- [Task statement] Leave the pictures out and transcribe every record exactly.
━━━━
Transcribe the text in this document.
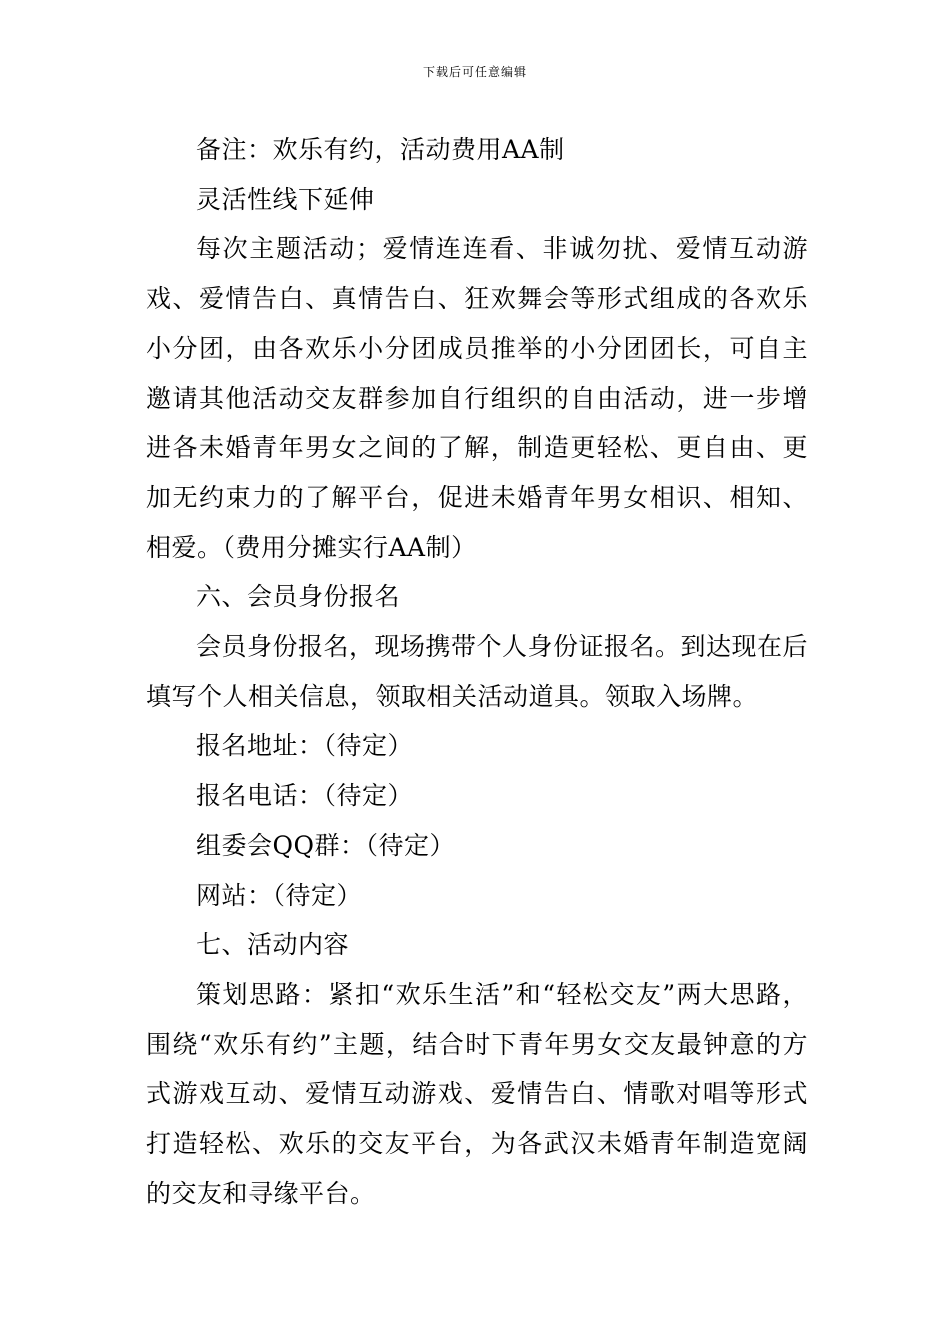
下载后可任意编辑

备注：欢乐有约，活动费用AA制

灵活性线下延伸

每次主题活动；爱情连连看、非诚勿扰、爱情互动游戏、爱情告白、真情告白、狂欢舞会等形式组成的各欢乐小分团，由各欢乐小分团成员推举的小分团团长，可自主邀请其他活动交友群参加自行组织的自由活动，进一步增进各未婚青年男女之间的了解，制造更轻松、更自由、更加无约束力的了解平台，促进未婚青年男女相识、相知、相爱。（费用分摊实行AA制）

六、会员身份报名

会员身份报名，现场携带个人身份证报名。到达现在后填写个人相关信息，领取相关活动道具。领取入场牌。

报名地址：（待定）

报名电话：（待定）

组委会QQ群：（待定）

网站：（待定）

七、活动内容

策划思路：紧扣“欢乐生活”和“轻松交友”两大思路，围绕“欢乐有约”主题，结合时下青年男女交友最钟意的方式游戏互动、爱情互动游戏、爱情告白、情歌对唱等形式打造轻松、欢乐的交友平台，为各武汉未婚青年制造宽阔的交友和寻缘平台。
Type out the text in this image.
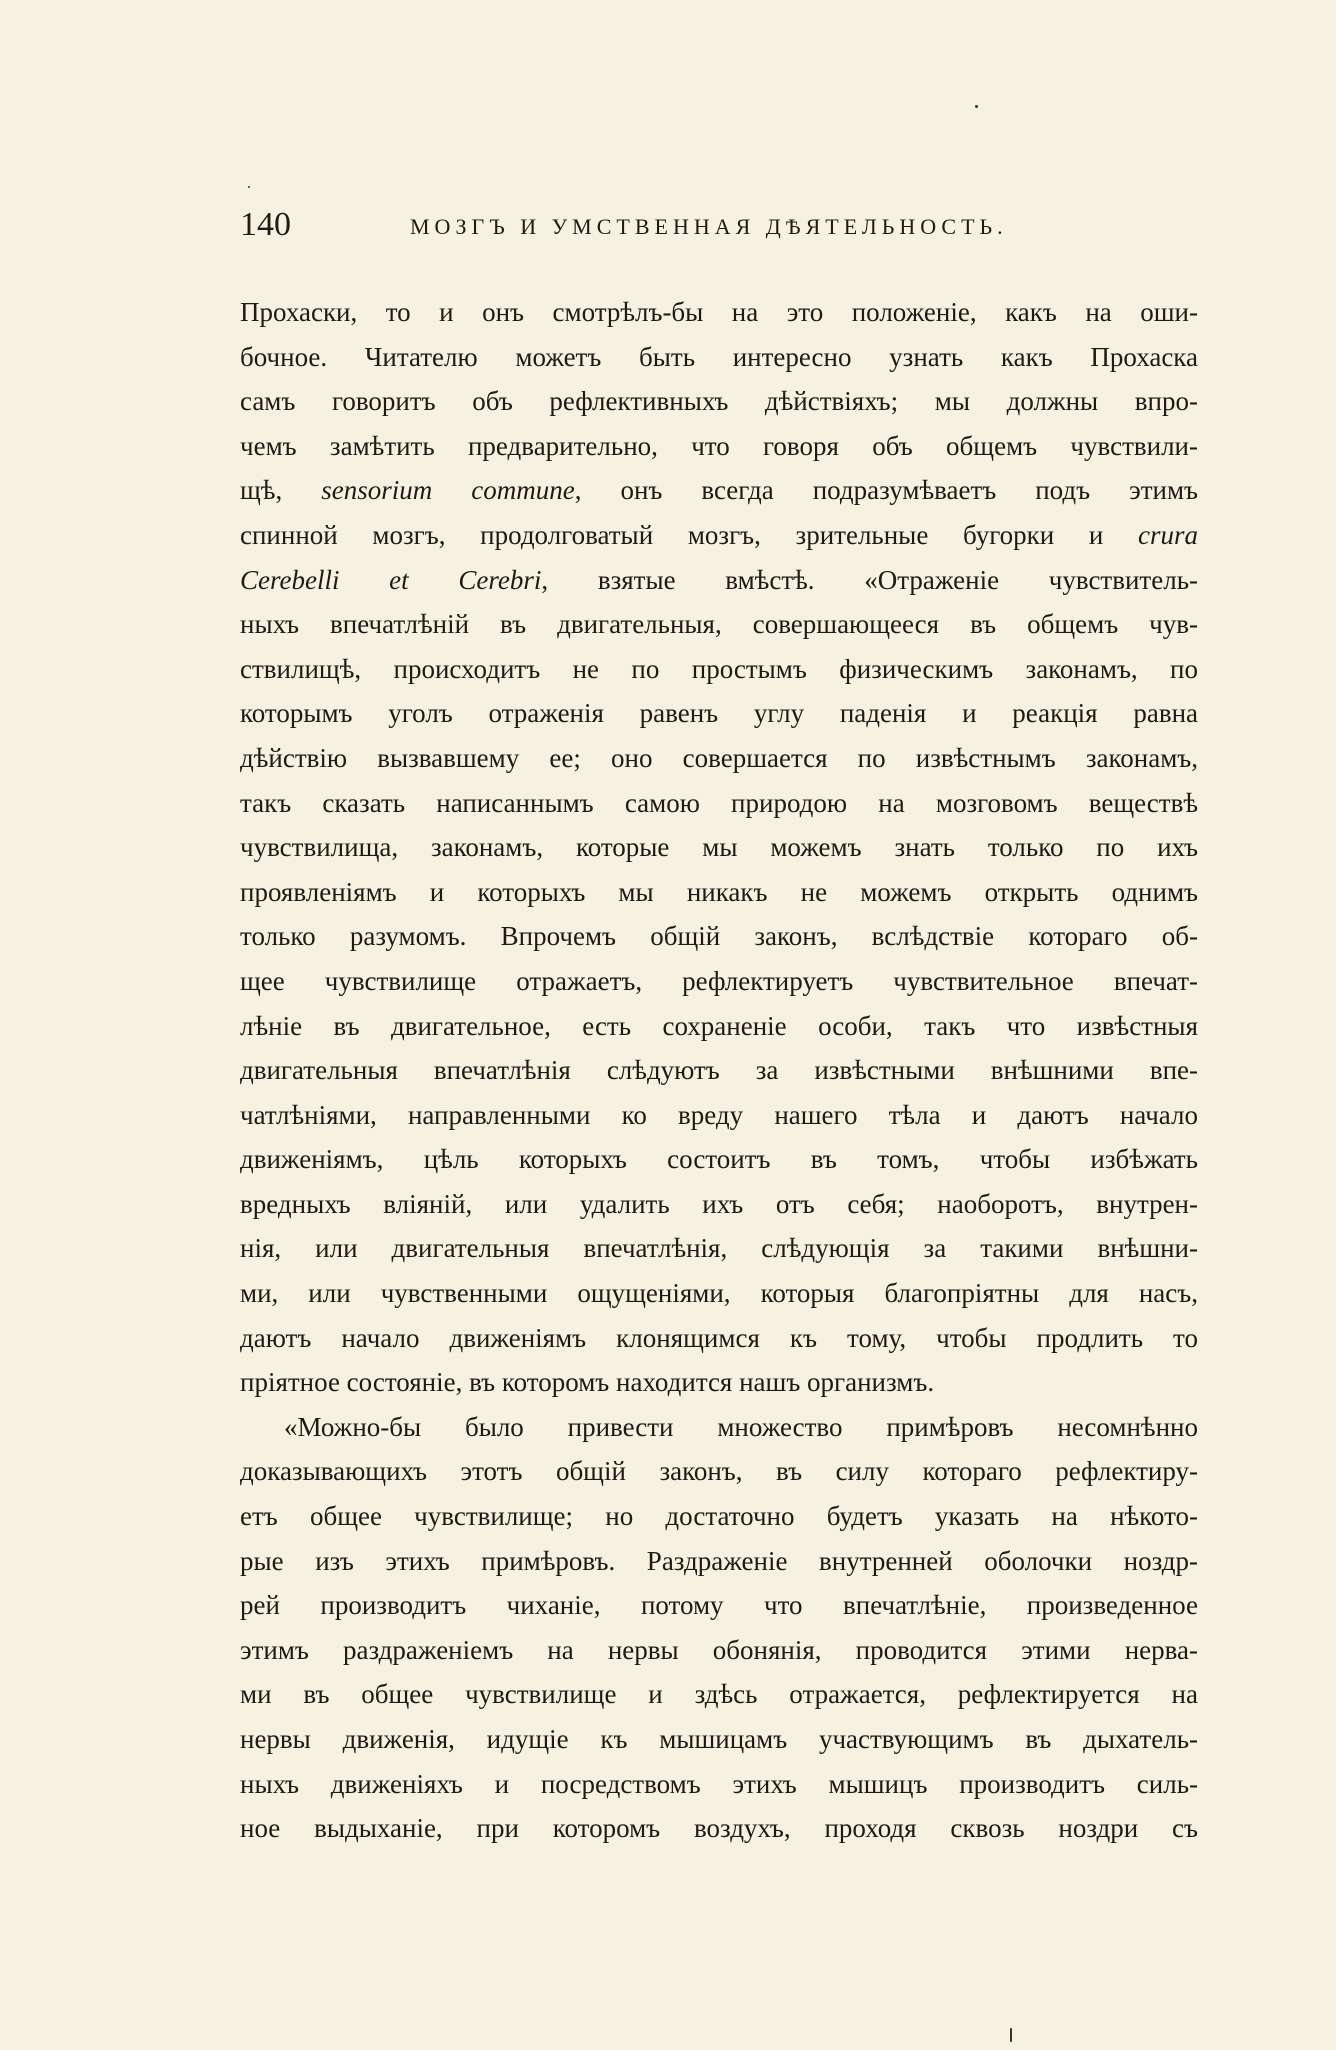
140	МОЗГЪ И УМСТВЕННАЯ ДѢЯТЕЛЬНОСТЬ.
Прохаски, то и онъ смотрѣлъ-бы на это положеніе, какъ на оши-
бочное. Читателю можетъ быть интересно узнать какъ Прохаска
самъ говоритъ объ рефлективныхъ дѣйствіяхъ; мы должны впро-
чемъ замѣтить предварительно, что говоря объ общемъ чувствили-
щѣ, sensorium commune, онъ всегда подразумѣваетъ подъ этимъ
спинной мозгъ, продолговатый мозгъ, зрительные бугорки и crura
Cerebelli et Cerebri, взятые вмѣстѣ. «Отраженіе чувствитель-
ныхъ впечатлѣній въ двигательныя, совершающееся въ общемъ чув-
ствилищѣ, происходитъ не по простымъ физическимъ законамъ, по
которымъ уголъ отраженія равенъ углу паденія и реакція равна
дѣйствію вызвавшему ее; оно совершается по извѣстнымъ законамъ,
такъ сказать написаннымъ самою природою на мозговомъ веществѣ
чувствилища, законамъ, которые мы можемъ знать только по ихъ
проявленіямъ и которыхъ мы никакъ не можемъ открыть однимъ
только разумомъ. Впрочемъ общій законъ, вслѣдствіе котораго об-
щее чувствилище отражаетъ, рефлектируетъ чувствительное впечат-
лѣніе въ двигательное, есть сохраненіе особи, такъ что извѣстныя
двигательныя впечатлѣнія слѣдуютъ за извѣстными внѣшними впе-
чатлѣніями, направленными ко вреду нашего тѣла и даютъ начало
движеніямъ, цѣль которыхъ состоитъ въ томъ, чтобы избѣжать
вредныхъ вліяній, или удалить ихъ отъ себя; наоборотъ, внутрен-
нія, или двигательныя впечатлѣнія, слѣдующія за такими внѣшни-
ми, или чувственными ощущеніями, которыя благопріятны для насъ,
даютъ начало движеніямъ клонящимся къ тому, чтобы продлить то
пріятное состояніе, въ которомъ находится нашъ организмъ.
«Можно-бы было привести множество примѣровъ несомнѣнно
доказывающихъ этотъ общій законъ, въ силу котораго рефлектиру-
етъ общее чувствилище; но достаточно будетъ указать на нѣкото-
рые изъ этихъ примѣровъ. Раздраженіе внутренней оболочки ноздр-
рей производитъ чиханіе, потому что впечатлѣніе, произведенное
этимъ раздраженіемъ на нервы обонянія, проводится этими нерва-
ми въ общее чувствилище и здѣсь отражается, рефлектируется на
нервы движенія, идущіе къ мышицамъ участвующимъ въ дыхатель-
ныхъ движеніяхъ и посредствомъ этихъ мышицъ производитъ силь-
ное выдыханіе, при которомъ воздухъ, проходя сквозь ноздри съ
━━━━
- [Written answer]
Transcribe the text in this document.
下载后可任意编辑

备注：欢乐有约，活动费用AA制

灵活性线下延伸

每次主题活动；爱情连连看、非诚勿扰、爱情互动游戏、爱情告白、真情告白、狂欢舞会等形式组成的各欢乐小分团，由各欢乐小分团成员推举的小分团团长，可自主邀请其他活动交友群参加自行组织的自由活动，进一步增进各未婚青年男女之间的了解，制造更轻松、更自由、更加无约束力的了解平台，促进未婚青年男女相识、相知、相爱。（费用分摊实行AA制）

六、会员身份报名

会员身份报名，现场携带个人身份证报名。到达现在后填写个人相关信息，领取相关活动道具。领取入场牌。

报名地址：（待定）

报名电话：（待定）

组委会QQ群：（待定）

网站：（待定）

七、活动内容

策划思路：紧扣“欢乐生活”和“轻松交友”两大思路，围绕“欢乐有约”主题，结合时下青年男女交友最钟意的方式游戏互动、爱情互动游戏、爱情告白、情歌对唱等形式打造轻松、欢乐的交友平台，为各武汉未婚青年制造宽阔的交友和寻缘平台。
Type out the text in this image.
140	МОЗГЪ И УМСТВЕННАЯ ДѢЯТЕЛЬНОСТЬ.
Прохаски, то и онъ смотрѣлъ-бы на это положеніе, какъ на оши-
бочное. Читателю можетъ быть интересно узнать какъ Прохаска
самъ говоритъ объ рефлективныхъ дѣйствіяхъ; мы должны впро-
чемъ замѣтить предварительно, что говоря объ общемъ чувствили-
щѣ, sensorium commune, онъ всегда подразумѣваетъ подъ этимъ
спинной мозгъ, продолговатый мозгъ, зрительные бугорки и crura
Cerebelli et Cerebri, взятые вмѣстѣ. «Отраженіе чувствитель-
ныхъ впечатлѣній въ двигательныя, совершающееся въ общемъ чув-
ствилищѣ, происходитъ не по простымъ физическимъ законамъ, по
которымъ уголъ отраженія равенъ углу паденія и реакція равна
дѣйствію вызвавшему ее; оно совершается по извѣстнымъ законамъ,
такъ сказать написаннымъ самою природою на мозговомъ веществѣ
чувствилища, законамъ, которые мы можемъ знать только по ихъ
проявленіямъ и которыхъ мы никакъ не можемъ открыть однимъ
только разумомъ. Впрочемъ общій законъ, вслѣдствіе котораго об-
щее чувствилище отражаетъ, рефлектируетъ чувствительное впечат-
лѣніе въ двигательное, есть сохраненіе особи, такъ что извѣстныя
двигательныя впечатлѣнія слѣдуютъ за извѣстными внѣшними впе-
чатлѣніями, направленными ко вреду нашего тѣла и даютъ начало
движеніямъ, цѣль которыхъ состоитъ въ томъ, чтобы избѣжать
вредныхъ вліяній, или удалить ихъ отъ себя; наоборотъ, внутрен-
нія, или двигательныя впечатлѣнія, слѣдующія за такими внѣшни-
ми, или чувственными ощущеніями, которыя благопріятны для насъ,
даютъ начало движеніямъ клонящимся къ тому, чтобы продлить то
пріятное состояніе, въ которомъ находится нашъ организмъ.
«Можно-бы было привести множество примѣровъ несомнѣнно
доказывающихъ этотъ общій законъ, въ силу котораго рефлектиру-
етъ общее чувствилище; но достаточно будетъ указать на нѣкото-
рые изъ этихъ примѣровъ. Раздраженіе внутренней оболочки ноздр-
рей производитъ чиханіе, потому что впечатлѣніе, произведенное
этимъ раздраженіемъ на нервы обонянія, проводится этими нерва-
ми въ общее чувствилище и здѣсь отражается, рефлектируется на
нервы движенія, идущіе къ мышицамъ участвующимъ въ дыхатель-
ныхъ движеніяхъ и посредствомъ этихъ мышицъ производитъ силь-
ное выдыханіе, при которомъ воздухъ, проходя сквозь ноздри съ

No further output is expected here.